▶ [STATED EXERCISE] Tally the lines below that contain the word "drainage", and give only that number.

* begin SUPPLIED INFORMATION *

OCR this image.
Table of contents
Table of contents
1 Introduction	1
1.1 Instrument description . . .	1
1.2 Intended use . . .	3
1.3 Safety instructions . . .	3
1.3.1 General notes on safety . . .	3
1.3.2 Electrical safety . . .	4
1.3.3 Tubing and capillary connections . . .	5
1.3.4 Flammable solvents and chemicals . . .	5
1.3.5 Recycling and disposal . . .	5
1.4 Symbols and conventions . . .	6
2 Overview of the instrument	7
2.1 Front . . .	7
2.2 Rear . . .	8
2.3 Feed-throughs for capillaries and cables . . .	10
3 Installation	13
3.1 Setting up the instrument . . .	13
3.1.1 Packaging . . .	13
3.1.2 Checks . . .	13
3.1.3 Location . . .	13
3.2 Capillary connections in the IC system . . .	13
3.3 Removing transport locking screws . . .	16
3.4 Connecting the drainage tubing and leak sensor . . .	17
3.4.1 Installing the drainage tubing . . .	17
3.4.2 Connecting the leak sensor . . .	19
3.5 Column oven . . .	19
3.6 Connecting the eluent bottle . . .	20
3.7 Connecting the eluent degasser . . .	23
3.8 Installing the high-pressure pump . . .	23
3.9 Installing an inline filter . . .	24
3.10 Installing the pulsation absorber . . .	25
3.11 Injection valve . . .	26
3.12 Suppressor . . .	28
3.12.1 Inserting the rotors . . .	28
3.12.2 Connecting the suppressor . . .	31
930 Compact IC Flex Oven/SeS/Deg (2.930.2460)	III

* end SUPPLIED INFORMATION *
* begin SUPPLIED INFORMATION *

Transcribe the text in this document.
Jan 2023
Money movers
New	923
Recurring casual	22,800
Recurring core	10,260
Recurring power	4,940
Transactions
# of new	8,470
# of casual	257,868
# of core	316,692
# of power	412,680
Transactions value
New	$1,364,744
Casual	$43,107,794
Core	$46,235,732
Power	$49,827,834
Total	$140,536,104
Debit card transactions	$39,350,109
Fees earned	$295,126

* end SUPPLIED INFORMATION *

▶ [ANSWER IN FULL] 2